START TEXT

Personal information
- Full name: Rhys Stanley
- Born: 1 December 1990 (age 35) Berri, South Australia
- Original team: West Adelaide (SANFL)
- Draft: No. 47, 2008 national draft
- Height: 200 cm (6 ft 7 in)
- Weight: 102 kg (225 lb)
- Position: Ruckman / Forward

Playing career
- Years: Club / Games (Goals)
- 2009–2014: St Kilda / 058 0(40)
- 2015–2026: Geelong / 172 0(75)
- Total:  / 230 (115)

Career highlights
- AFL premiership player: 2022;

= Rhys Stanley =

Australian rules footballer

Rhys Stanley (born 1 December 1990) is a former professional Australian rules footballer who played for the St Kilda Football Club and the Geelong Football Club in the Australian Football League (AFL).

Stanley was recruited from West Adelaide with pick 47 in the 2008 AFL draft. He played little football growing up but impressed with South Australia in the AFL Under 18 championships and in two senior games for West Adelaide.

==Career with St Kilda (2009–2014)==
Stanley spent his first AFL season developing with St Kilda's VFL affiliate team Sandringham. He won the 2009 AFL Grand Final Sprint.

END TEXT

== WORK ORDER 1 ==
Answer these questions from the Rhys Stanley profile:
(a) Which club did Stanley play for from 2015 to 2026?
(b) In which year was he an AFL premiership player?
(c) What did he win in 2009?
== WORK ORDER 2 ==
Print the section of the Rhys Stanley profile from "Personal information" up to and including "(6 ft 7 in)".
== WORK ORDER 3 ==
Write the next part of the Rhys Stanley profile, starting after its last sentence.

START DATA TO EXAMINE

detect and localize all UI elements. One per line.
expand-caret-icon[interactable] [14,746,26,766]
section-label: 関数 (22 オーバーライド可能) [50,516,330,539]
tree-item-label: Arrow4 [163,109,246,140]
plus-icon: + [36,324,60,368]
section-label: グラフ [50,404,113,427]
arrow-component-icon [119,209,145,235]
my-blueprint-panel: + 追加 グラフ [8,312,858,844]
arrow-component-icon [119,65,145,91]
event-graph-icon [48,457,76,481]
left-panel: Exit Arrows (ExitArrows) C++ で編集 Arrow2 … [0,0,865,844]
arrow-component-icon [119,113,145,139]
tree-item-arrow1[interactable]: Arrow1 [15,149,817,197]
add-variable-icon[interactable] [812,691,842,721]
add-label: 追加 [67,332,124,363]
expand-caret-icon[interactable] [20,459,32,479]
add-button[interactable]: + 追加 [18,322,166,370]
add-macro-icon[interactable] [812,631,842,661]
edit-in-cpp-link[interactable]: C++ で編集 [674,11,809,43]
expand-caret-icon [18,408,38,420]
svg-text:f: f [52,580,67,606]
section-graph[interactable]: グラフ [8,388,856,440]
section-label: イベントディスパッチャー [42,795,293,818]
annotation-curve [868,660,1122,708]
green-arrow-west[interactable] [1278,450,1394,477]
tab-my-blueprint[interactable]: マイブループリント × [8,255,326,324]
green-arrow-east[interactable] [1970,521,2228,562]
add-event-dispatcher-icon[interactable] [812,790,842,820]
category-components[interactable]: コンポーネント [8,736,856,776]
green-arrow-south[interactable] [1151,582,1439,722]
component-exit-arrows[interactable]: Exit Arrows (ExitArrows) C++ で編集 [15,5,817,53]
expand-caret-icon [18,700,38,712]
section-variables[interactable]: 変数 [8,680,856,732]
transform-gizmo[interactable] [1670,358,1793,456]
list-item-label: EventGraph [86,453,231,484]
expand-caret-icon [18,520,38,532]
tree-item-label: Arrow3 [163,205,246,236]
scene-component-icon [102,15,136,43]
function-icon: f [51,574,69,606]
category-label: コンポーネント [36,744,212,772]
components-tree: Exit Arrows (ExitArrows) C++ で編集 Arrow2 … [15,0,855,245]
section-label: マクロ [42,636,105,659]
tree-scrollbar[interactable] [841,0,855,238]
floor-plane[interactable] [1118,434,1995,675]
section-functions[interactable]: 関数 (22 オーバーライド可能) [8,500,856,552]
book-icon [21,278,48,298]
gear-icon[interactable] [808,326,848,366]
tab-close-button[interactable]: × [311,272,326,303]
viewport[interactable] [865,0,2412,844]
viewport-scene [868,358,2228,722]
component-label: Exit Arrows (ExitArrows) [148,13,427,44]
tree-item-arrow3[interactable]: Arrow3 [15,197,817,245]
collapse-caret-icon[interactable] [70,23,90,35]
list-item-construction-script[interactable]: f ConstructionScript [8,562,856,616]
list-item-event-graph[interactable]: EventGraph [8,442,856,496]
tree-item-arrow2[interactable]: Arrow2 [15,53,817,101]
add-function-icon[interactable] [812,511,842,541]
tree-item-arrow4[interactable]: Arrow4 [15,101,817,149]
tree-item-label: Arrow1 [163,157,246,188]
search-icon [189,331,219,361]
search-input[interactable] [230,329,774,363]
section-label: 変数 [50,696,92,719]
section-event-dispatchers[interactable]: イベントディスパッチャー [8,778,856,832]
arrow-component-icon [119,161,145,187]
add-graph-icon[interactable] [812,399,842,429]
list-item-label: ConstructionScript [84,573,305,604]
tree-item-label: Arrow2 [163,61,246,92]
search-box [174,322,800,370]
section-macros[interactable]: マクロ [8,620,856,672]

END DATA TO EXAMINE

== ANSWER SPACE 1 ==
(a) Geelong
(b) 2022
(c) The 2009 AFL Grand Final Sprint

== ANSWER SPACE 2 ==
Personal information
- Full name: Rhys Stanley
- Born: 1 December 1990 (age 35) Berri, South Australia
- Original team: West Adelaide (SANFL)
- Draft: No. 47, 2008 national draft
- Height: 200 cm (6 ft 7 in)

== ANSWER SPACE 3 ==
In 2010, Stanley played in St Kilda's opening 2010 NAB Cup match against Collingwood, kicking one goal. On 23 May 2010, he made his official debut in Round 9 of the home and away season in which St Kilda defeated the West Coast Eagles at Subiaco. He had nine disposals, three marks, four kicks and five handballs. Stanley played seven games for St Kilda in 2010, with a total of 53 disposals and four goals. From rounds 9 to 14, he played in a tall forward role, helping St Kilda to win all six of these games while the captain, Nick Riewoldt, recovered from a hamstring tear.

Stanley played two games for St Kilda in 2011.

==Career with Geelong (2015–2026)==
Stanley was traded to Geelong, along with pick 60 for pick 21 in the 2014 AFL national draft.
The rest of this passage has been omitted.